───── STORED DATA

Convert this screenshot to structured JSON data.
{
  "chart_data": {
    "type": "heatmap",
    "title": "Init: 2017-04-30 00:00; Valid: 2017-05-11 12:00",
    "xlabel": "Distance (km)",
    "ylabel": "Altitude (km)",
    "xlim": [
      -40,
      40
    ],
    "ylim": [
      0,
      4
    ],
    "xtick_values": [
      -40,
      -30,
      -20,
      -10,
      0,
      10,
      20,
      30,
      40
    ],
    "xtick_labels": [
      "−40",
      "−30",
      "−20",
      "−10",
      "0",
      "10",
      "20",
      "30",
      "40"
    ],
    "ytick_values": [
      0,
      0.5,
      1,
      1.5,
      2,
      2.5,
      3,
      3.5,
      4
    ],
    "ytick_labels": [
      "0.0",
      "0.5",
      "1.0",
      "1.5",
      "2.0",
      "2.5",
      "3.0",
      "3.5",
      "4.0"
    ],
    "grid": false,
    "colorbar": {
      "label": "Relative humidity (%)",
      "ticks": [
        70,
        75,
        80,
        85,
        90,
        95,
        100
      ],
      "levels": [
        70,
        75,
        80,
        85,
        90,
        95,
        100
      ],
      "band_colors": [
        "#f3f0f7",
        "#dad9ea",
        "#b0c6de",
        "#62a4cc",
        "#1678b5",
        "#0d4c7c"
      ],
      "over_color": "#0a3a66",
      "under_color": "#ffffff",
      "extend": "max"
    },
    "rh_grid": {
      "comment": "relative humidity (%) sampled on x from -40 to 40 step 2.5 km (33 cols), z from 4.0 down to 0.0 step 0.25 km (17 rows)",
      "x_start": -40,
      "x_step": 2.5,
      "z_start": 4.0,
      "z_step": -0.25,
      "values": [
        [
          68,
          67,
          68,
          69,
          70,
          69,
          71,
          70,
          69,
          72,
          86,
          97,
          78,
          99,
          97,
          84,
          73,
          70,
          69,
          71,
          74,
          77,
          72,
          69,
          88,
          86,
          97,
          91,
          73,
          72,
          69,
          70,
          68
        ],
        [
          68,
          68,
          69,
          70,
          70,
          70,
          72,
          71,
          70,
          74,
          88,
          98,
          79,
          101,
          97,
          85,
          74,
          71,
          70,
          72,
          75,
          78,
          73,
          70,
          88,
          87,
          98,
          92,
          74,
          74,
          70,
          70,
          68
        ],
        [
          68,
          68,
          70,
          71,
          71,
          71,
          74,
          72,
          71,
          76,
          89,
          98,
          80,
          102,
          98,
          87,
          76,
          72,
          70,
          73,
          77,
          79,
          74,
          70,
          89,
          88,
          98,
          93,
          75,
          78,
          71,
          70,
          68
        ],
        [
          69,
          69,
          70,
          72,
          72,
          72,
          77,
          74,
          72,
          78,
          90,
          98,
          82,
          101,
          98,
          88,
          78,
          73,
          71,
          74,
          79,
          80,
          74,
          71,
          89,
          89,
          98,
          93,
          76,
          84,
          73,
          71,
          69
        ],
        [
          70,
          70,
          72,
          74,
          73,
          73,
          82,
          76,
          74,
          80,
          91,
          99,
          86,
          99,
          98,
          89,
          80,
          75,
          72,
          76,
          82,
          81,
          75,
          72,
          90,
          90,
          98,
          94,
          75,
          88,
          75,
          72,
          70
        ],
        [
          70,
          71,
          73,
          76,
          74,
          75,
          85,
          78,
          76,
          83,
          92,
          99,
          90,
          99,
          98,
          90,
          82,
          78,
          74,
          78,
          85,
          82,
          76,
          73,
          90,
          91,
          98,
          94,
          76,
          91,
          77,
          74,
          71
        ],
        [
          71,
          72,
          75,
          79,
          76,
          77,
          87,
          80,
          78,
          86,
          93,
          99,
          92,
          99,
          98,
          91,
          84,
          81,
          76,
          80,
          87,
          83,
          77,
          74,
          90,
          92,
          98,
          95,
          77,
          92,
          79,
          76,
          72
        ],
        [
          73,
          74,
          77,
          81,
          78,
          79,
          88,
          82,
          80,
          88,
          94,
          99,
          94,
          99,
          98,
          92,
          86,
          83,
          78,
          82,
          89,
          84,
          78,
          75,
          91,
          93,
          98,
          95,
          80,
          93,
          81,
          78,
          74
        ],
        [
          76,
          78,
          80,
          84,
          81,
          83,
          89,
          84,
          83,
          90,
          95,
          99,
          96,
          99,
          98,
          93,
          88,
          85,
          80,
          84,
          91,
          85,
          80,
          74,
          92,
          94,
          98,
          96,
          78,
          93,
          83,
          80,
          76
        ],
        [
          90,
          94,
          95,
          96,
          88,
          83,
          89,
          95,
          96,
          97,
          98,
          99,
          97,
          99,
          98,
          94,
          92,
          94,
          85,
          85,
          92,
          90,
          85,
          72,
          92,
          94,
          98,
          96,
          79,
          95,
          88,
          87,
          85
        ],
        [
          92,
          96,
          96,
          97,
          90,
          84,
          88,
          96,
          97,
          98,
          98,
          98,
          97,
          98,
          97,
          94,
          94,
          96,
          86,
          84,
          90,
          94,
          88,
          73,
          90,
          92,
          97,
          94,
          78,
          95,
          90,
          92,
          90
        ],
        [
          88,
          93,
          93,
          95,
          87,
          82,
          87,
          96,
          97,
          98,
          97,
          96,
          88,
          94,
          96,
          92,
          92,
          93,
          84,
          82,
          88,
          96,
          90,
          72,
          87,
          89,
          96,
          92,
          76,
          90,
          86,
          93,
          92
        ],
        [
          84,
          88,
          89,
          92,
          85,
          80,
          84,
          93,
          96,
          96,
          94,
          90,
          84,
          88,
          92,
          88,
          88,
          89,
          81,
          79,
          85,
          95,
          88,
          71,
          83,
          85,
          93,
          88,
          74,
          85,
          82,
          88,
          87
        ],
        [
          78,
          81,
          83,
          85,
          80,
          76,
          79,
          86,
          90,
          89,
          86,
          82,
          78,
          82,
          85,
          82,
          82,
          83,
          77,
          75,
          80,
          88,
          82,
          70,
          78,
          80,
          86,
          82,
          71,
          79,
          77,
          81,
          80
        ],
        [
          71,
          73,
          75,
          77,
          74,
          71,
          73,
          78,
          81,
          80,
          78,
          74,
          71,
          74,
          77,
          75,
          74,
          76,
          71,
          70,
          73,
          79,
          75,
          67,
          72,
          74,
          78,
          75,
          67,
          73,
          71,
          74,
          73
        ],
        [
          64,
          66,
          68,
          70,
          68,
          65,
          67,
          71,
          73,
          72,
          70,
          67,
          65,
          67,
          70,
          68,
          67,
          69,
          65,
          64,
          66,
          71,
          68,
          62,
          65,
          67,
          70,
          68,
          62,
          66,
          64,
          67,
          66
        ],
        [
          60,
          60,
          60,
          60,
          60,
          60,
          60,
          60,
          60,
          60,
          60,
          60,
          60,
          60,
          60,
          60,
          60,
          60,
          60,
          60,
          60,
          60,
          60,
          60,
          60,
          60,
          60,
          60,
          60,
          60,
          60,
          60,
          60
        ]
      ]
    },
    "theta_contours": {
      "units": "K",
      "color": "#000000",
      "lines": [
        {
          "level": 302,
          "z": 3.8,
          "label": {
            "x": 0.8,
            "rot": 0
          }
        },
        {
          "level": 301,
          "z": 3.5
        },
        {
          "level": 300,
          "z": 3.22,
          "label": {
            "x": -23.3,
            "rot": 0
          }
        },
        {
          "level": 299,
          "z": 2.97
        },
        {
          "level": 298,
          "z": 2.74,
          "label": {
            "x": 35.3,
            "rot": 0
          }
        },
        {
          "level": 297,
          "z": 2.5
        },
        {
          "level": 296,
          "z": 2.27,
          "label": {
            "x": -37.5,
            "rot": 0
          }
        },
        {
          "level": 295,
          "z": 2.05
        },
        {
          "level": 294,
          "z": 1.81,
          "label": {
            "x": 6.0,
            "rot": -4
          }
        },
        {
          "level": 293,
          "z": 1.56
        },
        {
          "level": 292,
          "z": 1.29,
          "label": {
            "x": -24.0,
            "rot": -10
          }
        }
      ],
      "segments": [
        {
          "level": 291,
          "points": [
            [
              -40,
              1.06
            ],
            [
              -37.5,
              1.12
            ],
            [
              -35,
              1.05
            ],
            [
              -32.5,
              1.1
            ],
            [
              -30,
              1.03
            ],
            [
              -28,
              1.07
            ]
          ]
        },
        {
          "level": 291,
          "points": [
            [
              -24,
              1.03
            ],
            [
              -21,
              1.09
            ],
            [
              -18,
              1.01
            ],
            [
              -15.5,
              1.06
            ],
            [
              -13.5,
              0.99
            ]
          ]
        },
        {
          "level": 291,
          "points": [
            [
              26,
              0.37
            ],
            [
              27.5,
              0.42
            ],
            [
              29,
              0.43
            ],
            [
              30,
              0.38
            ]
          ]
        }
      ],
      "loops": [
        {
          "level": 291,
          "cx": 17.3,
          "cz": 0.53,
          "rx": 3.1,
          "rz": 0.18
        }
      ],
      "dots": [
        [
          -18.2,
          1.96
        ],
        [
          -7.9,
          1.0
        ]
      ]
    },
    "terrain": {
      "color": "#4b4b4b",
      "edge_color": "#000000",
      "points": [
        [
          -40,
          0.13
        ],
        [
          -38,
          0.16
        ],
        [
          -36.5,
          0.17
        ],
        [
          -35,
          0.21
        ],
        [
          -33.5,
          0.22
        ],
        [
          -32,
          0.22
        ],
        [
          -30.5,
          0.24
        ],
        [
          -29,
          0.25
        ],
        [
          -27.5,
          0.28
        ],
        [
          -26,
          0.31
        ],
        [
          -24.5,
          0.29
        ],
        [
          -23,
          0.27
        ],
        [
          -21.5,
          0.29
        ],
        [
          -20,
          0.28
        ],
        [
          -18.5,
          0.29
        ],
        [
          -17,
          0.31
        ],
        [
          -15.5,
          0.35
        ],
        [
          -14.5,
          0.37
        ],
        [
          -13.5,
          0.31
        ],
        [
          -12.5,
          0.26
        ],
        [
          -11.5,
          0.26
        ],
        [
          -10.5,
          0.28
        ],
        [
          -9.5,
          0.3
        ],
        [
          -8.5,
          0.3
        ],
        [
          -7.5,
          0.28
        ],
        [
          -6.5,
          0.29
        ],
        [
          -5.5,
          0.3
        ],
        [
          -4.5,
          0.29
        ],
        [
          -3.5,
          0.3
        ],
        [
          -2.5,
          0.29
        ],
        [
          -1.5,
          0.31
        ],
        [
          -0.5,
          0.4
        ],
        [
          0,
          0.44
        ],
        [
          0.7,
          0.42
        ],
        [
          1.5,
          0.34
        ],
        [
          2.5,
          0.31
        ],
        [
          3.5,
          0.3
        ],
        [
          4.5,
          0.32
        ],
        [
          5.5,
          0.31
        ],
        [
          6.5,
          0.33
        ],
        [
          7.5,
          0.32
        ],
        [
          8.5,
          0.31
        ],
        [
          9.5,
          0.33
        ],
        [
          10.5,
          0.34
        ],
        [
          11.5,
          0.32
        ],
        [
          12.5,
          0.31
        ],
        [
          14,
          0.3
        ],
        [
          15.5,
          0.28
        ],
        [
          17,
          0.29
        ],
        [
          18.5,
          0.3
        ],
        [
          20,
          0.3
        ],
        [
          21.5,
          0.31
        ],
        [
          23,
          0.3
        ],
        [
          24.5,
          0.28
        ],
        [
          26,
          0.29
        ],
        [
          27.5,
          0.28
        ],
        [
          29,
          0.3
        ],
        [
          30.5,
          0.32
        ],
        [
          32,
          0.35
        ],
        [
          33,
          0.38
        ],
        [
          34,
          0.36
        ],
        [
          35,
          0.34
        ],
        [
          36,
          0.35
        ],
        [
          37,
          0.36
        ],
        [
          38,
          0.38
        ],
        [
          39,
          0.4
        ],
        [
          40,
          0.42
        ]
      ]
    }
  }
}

──────────

* [SET EXERCISE] Examine the entries and report how many of their lines contain the string "humidity", giving no more than the number.

* [COMPLETED EXERCISE] 2